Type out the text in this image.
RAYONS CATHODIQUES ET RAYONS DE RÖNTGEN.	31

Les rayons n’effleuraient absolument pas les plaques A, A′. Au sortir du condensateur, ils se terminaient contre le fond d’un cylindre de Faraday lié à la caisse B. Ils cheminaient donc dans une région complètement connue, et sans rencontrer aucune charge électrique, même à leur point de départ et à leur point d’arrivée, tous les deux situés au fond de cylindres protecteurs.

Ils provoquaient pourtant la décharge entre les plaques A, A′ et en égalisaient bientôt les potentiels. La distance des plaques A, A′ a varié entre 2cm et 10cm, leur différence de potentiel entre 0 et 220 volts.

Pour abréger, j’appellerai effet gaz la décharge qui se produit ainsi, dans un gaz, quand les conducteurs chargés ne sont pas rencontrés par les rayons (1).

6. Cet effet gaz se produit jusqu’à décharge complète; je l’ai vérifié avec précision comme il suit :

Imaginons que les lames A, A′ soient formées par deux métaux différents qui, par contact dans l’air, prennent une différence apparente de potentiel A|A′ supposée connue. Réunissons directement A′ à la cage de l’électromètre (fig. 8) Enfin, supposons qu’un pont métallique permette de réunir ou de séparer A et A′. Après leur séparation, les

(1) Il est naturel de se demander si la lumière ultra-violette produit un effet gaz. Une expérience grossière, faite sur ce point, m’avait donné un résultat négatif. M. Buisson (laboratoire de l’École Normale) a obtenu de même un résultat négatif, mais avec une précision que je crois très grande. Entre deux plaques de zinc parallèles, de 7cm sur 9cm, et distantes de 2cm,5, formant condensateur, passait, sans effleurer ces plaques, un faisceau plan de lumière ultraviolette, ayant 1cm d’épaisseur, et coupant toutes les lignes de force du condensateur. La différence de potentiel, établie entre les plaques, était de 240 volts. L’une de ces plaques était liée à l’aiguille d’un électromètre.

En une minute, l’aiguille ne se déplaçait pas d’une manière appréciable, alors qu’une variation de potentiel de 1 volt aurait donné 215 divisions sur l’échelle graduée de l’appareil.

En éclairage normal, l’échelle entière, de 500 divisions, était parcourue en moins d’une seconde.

* * * *

■ **Stated exercise**: Give the count of lines in the listing that hold the word "échelle", with no other text.

■ **Task answer**: 2